● **Material for this task**:
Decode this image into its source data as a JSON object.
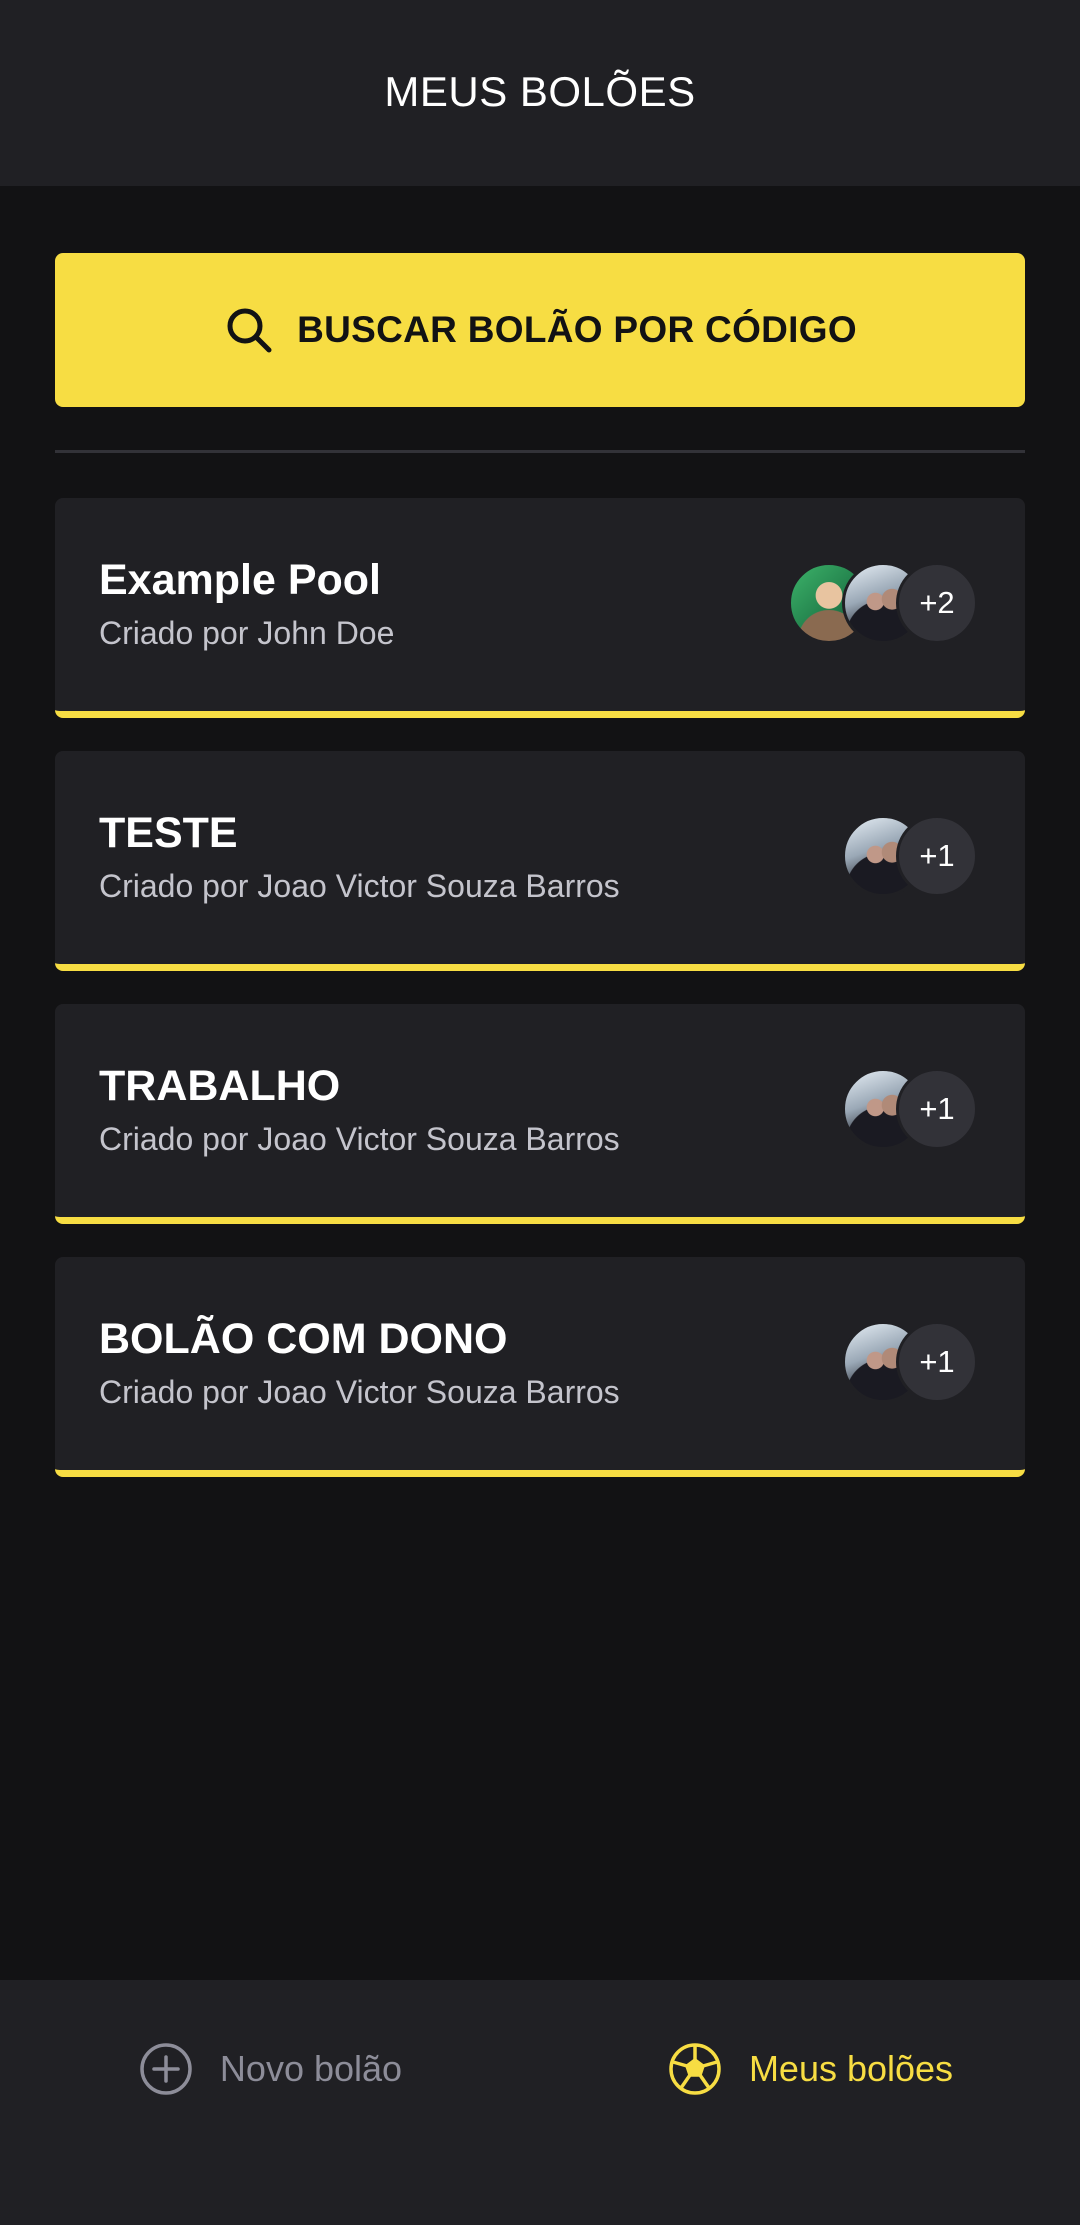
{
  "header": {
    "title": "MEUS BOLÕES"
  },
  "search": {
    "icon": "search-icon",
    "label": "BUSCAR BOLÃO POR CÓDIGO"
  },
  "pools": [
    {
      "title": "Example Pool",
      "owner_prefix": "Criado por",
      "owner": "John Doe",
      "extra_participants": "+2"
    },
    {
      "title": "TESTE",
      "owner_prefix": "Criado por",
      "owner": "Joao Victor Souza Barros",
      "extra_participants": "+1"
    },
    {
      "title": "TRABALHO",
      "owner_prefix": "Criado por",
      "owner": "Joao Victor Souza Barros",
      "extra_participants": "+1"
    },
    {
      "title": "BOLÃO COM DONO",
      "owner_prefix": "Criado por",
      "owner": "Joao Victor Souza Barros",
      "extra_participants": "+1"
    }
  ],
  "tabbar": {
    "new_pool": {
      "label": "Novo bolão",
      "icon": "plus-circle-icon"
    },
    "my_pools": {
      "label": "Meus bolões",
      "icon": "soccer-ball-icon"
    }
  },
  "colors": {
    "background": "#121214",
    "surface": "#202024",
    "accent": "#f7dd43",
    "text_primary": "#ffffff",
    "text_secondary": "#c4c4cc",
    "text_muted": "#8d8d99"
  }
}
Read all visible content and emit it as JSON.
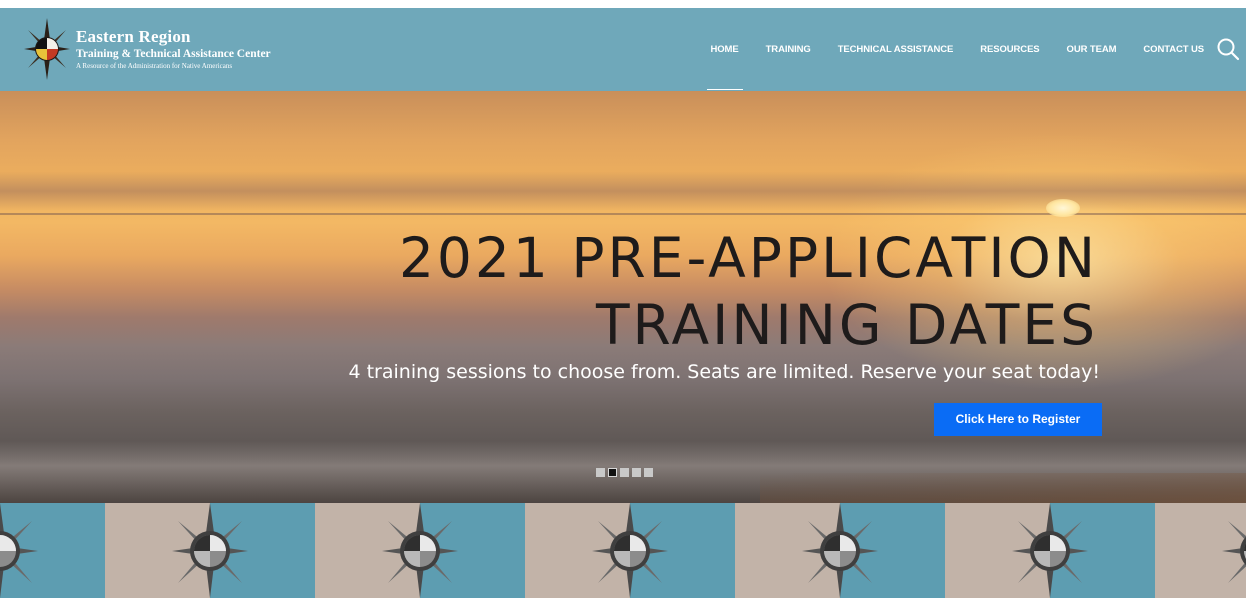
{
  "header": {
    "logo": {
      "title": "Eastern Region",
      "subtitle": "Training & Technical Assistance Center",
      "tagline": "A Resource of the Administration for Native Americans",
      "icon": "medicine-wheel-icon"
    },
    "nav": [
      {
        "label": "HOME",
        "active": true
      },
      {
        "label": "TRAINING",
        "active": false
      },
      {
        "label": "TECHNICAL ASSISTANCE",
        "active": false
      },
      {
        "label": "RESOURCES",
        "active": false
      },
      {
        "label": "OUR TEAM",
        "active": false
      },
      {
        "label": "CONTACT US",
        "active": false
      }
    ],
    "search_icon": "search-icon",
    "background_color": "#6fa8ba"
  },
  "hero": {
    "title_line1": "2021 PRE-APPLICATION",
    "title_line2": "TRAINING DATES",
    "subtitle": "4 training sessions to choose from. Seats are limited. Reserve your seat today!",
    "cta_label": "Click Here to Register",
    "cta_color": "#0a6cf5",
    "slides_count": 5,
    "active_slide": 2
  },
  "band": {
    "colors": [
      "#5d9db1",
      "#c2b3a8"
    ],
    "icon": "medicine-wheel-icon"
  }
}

● **Prompt**: In the entries above, identify every line with the word "search". Copy those lines.

● **Solution to this problem**:
  "search": {
    "icon": "search-icon",
    "search_icon": "search-icon",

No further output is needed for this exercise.